▶ _Tareas a realizar_
1. Según el texto sobre la prueba de humanidad, ¿con qué personaje de El mago de Oz se compara la rigidez de los robots más viejos?
2. Resuma en dos oraciones el texto sobre la prueba de humanidad.
3. Redacte la continuación del texto sobre la prueba de humanidad a partir de su última oración.

▶ _Texto de referencia_
══════════════════════════════

El problema se torna aún más grave cuando no acertamos a repetir los números deformados que el robot nos presenta para que demos prueba de humanidad. Luego de varios intentos fallidos, a la frustración se suma una duda cruel: ¿y si realmente fuéramos un robot?, ¿y si ese dolor de rodillas que supusimos consecuencia de la artrosis fuera, en cambio, producto del óxido? Claro que un robot competitivo con forma humanoide y la inteligencia artificial suficiente podría minimizar esta última duda respondiendo que los robots más viejos padecen una rigidez intrínseca igual que El hombre de lata de El mago de Oz, pero que no viven quejándose como los seres humanos. Pero eso no ha sucedido hasta el momento. Además bien dicen que “mal de muchos, consuelo de tontos”. Lo cierto es que a nadie le gusta pensar que es un robot y para aliviar la angustia prefiere creer que lo que sucede es que no acierta con el número capaz de certificar su humanidad porque para la computación es de madera. Por lo tanto, confía en la aparición de algún Geppetto capaz de darle vida a un tablón como lo hizo con Pinocho.

══════════════════════════════

▶ _Datos de entrada_
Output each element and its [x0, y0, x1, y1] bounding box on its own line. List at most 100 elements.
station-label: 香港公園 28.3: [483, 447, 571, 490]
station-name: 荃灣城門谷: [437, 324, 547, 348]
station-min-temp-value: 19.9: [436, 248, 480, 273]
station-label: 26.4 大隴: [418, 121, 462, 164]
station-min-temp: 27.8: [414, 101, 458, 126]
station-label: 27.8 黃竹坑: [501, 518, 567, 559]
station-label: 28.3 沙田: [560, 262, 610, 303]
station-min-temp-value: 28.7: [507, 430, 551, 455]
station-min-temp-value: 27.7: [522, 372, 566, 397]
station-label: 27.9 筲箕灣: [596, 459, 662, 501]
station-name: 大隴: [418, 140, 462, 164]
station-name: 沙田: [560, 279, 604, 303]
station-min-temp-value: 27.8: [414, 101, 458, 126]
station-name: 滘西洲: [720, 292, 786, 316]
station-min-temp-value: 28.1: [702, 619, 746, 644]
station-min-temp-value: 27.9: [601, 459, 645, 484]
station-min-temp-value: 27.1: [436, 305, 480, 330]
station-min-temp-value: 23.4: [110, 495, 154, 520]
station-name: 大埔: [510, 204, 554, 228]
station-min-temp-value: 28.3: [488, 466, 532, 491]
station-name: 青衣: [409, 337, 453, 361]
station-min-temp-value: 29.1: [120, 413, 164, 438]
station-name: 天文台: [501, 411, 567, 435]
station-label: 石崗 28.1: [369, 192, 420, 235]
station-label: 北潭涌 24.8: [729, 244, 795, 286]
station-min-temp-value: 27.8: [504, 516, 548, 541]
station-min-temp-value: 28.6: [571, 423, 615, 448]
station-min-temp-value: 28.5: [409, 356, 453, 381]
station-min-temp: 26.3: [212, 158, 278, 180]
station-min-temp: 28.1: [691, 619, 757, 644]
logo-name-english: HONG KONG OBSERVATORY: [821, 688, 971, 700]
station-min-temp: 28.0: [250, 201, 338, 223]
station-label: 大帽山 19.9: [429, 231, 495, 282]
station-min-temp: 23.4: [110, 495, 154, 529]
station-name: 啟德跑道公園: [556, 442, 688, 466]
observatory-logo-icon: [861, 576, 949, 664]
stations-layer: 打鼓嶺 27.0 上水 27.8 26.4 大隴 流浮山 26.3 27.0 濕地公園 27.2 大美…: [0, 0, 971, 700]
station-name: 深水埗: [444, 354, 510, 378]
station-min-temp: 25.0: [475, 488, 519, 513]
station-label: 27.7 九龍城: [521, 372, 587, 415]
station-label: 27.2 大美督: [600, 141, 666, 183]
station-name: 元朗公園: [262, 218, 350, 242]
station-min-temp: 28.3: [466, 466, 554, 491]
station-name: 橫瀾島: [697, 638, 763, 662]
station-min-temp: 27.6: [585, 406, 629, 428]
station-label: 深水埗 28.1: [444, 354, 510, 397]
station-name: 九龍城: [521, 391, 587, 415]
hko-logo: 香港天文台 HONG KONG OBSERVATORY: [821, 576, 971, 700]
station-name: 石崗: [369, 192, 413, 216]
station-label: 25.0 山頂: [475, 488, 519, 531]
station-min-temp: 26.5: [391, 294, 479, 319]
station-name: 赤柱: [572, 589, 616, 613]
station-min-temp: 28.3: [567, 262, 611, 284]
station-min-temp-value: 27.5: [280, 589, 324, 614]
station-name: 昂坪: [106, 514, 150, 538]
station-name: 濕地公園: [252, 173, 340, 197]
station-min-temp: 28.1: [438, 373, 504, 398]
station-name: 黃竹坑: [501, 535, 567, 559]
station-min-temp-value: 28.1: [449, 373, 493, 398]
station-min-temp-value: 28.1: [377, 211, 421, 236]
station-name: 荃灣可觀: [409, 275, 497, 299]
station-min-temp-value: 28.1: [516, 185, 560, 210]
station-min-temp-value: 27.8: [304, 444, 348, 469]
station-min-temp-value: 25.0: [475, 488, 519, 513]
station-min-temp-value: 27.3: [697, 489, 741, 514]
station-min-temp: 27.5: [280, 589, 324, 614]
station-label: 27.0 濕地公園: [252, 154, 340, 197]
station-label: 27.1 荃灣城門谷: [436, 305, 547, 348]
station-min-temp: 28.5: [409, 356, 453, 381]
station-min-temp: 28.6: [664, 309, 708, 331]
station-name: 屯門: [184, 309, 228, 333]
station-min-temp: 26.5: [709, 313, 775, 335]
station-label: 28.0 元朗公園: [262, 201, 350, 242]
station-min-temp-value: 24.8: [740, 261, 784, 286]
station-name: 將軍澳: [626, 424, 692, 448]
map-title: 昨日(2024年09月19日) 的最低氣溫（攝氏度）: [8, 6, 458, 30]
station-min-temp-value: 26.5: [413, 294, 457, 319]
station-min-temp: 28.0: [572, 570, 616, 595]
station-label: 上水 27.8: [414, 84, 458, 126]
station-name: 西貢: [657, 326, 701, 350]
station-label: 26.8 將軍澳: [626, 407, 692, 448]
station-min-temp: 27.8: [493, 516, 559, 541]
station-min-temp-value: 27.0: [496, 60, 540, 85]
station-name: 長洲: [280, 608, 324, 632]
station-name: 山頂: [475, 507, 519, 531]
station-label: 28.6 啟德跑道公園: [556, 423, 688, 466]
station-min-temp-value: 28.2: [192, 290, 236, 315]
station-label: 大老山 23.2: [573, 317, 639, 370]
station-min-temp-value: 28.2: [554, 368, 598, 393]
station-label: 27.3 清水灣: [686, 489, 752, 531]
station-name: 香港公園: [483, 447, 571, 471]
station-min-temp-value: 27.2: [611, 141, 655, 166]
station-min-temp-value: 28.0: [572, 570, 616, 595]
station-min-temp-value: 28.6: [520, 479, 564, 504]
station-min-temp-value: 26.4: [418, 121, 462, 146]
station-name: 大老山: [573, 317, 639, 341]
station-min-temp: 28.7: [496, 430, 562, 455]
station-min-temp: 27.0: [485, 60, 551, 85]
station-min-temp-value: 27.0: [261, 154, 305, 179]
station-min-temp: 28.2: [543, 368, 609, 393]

══════════════════════════════

▶ _Lista de respuestas_
1. Con El hombre de lata.

2. Cuando no se logra repetir los números deformados que el robot presenta como prueba de humanidad, a la frustración se suma la duda de si uno mismo es un robot. Como a nadie le gusta pensarlo, se prefiere creer que para la computación uno es de madera y se confía en que aparezca algún Geppetto capaz de darle vida, como hizo con Pinocho.

3.
Desde sus torpes comienzos la robótica generó angustia. ¿Quién que tenga unos años no se sorprendió la primera vez que, luego de marcar un número telefónico, escuchó una voz de ultratumba que le decía: “El destino que intenta alcanzar está congestionado” y no se preguntó si esa afirmación metafísica no significaba que había muerto y estaba haciendo la fila en las puertas del Infierno, porque seguramente en el Paraíso habría muchos vacantes y no se producirían amontonamientos.

Las entidades bancarias siempre han sido crueles, pero la tecnología ha perfeccionado y refinado su crueldad. Desde siempre se les ha pedido a los viejos que certifiquen que no están muertos a la hora de cobrar la jubilación, si no podían llegar hasta la ventanilla del banco y debía hacerlo por ellos un familiar. En esos tiempos primitivos no se apretaban teclas, el sistema era a botón. Alguien debía llegar hasta la comisaría del barrio y pedir que un policía fuera hasta el domicilio del anciano postrado y comprobara que estaba vivo. Hoy, antes de que el Gobierno suspendiera la prueba de vida hasta nuevo aviso en virtud de la pandemia, el anciano debía hacer una compra que no fuera telefónica con la tarjeta de débito de la cuenta en la que se l e depositaba jubilación. El sistema es cruel, pero coherente. En la sociedad capitalista la compra es una prueba de vida irrefutable.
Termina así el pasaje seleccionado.